Job: Nothing in the data should change when you return it, but leave the pictures out.

--- Start Input data ---

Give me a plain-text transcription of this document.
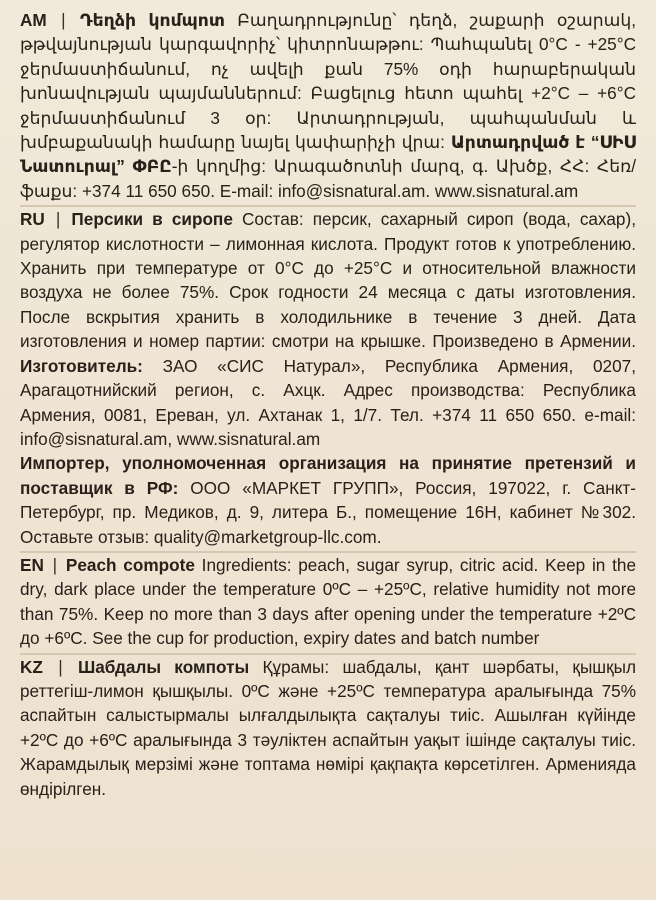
AM | Դեղձի կոմպոտ Բաղադրությունը՝ դեղձ, շաքարի օշարակ, թթվայնության կարգավորիչ՝ կիտրոնաթթու: Պահպանել 0°C - +25°C ջերմաստիճանում, ոչ ավելի քան 75% օդի հարաբերական խոնավության պայմաններում: Բացելուց հետո պահել +2°C – +6°C ջերմաստիճանում 3 օր: Արտադրության, պահպանման և խմբաքանակի համարը նայել կափարիչի վրա: Արտադրված է “ՍԻՍ Նատուրալ” ՓԲԸ-ի կողմից: Արագածոտնի մարզ, գ. Ախծք, ՀՀ: Հեռ/ֆաքս: +374 11 650 650. E-mail: info@sisnatural.am. www.sisnatural.am

RU | Персики в сиропе Состав: персик, сахарный сироп (вода, сахар), регулятор кислотности – лимонная кислота. Продукт готов к употреблению. Хранить при температуре от 0°C до +25°C и относительной влажности воздуха не более 75%. Срок годности 24 месяца с даты изготовления. После вскрытия хранить в холодильнике в течение 3 дней. Дата изготовления и номер партии: смотри на крышке. Произведено в Армении. Изготовитель: ЗАО «СИС Натурал», Республика Армения, 0207, Арагацотнийский регион, с. Ахцк. Адрес производства: Республика Армения, 0081, Ереван, ул. Ахтанак 1, 1/7. Тел. +374 11 650 650. e-mail: info@sisnatural.am, www.sisnatural.am

Импортер, уполномоченная организация на принятие претензий и поставщик в РФ: ООО «МАРКЕТ ГРУПП», Россия, 197022, г. Санкт-Петербург, пр. Медиков, д. 9, литера Б., помещение 16Н, кабинет №302. Оставьте отзыв: quality@marketgroup-llc.com.

EN | Peach compote Ingredients: peach, sugar syrup, citric acid. Keep in the dry, dark place under the temperature 0ºC – +25ºC, relative humidity not more than 75%. Keep no more than 3 days after opening under the temperature +2ºC до +6ºC. See the cup for production, expiry dates and batch number

KZ | Шабдалы компоты Құрамы: шабдалы, қант шәрбаты, қышқыл реттегіш-лимон қышқылы. 0ºC және +25ºC температура аралығында 75% аспайтын салыстырмалы ылғалдылықта сақталуы тиіс. Ашылған күйінде +2ºC до +6ºC аралығында 3 тәуліктен аспайтын уақыт ішінде сақталуы тиіс. Жарамдылық мерзімі және топтама нөмірі қақпақта көрсетілген. Арменияда өндірілген.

--- End Input data ---

Solution to this exercise:
Give me a plain-text transcription of this document.
AM | Դեղձի կոմպոտ Բաղադրությունը՝ դեղձ, շաքարի օշարակ, թթվայնության կարգավորիչ՝ կիտրոնաթթու: Պահպանել 0°C - +25°C ջերմաստիճանում, ոչ ավելի քան 75% օդի հարաբերական խոնավության պայմաններում: Բացելուց հետո պահել +2°C – +6°C ջերմաստիճանում 3 օր: Արտադրության, պահպանման և խմբաքանակի համարը նայել կափարիչի վրա: Արտադրված է “ՍԻՍ Նատուրալ” ՓԲԸ-ի կողմից: Արագածոտնի մարզ, գ. Ախծք, ՀՀ: Հեռ/ֆաքս: +374 11 650 650. E-mail: info@sisnatural.am. www.sisnatural.am

RU | Персики в сиропе Состав: персик, сахарный сироп (вода, сахар), регулятор кислотности – лимонная кислота. Продукт готов к употреблению. Хранить при температуре от 0°C до +25°C и относительной влажности воздуха не более 75%. Срок годности 24 месяца с даты изготовления. После вскрытия хранить в холодильнике в течение 3 дней. Дата изготовления и номер партии: смотри на крышке. Произведено в Армении. Изготовитель: ЗАО «СИС Натурал», Республика Армения, 0207, Арагацотнийский регион, с. Ахцк. Адрес производства: Республика Армения, 0081, Ереван, ул. Ахтанак 1, 1/7. Тел. +374 11 650 650. e-mail: info@sisnatural.am, www.sisnatural.am

Импортер, уполномоченная организация на принятие претензий и поставщик в РФ: ООО «МАРКЕТ ГРУПП», Россия, 197022, г. Санкт-Петербург, пр. Медиков, д. 9, литера Б., помещение 16Н, кабинет №302. Оставьте отзыв: quality@marketgroup-llc.com.

EN | Peach compote Ingredients: peach, sugar syrup, citric acid. Keep in the dry, dark place under the temperature 0ºC – +25ºC, relative humidity not more than 75%. Keep no more than 3 days after opening under the temperature +2ºC до +6ºC. See the cup for production, expiry dates and batch number

KZ | Шабдалы компоты Құрамы: шабдалы, қант шәрбаты, қышқыл реттегіш-лимон қышқылы. 0ºC және +25ºC температура аралығында 75% аспайтын салыстырмалы ылғалдылықта сақталуы тиіс. Ашылған күйінде +2ºC до +6ºC аралығында 3 тәуліктен аспайтын уақыт ішінде сақталуы тиіс. Жарамдылық мерзімі және топтама нөмірі қақпақта көрсетілген. Арменияда өндірілген.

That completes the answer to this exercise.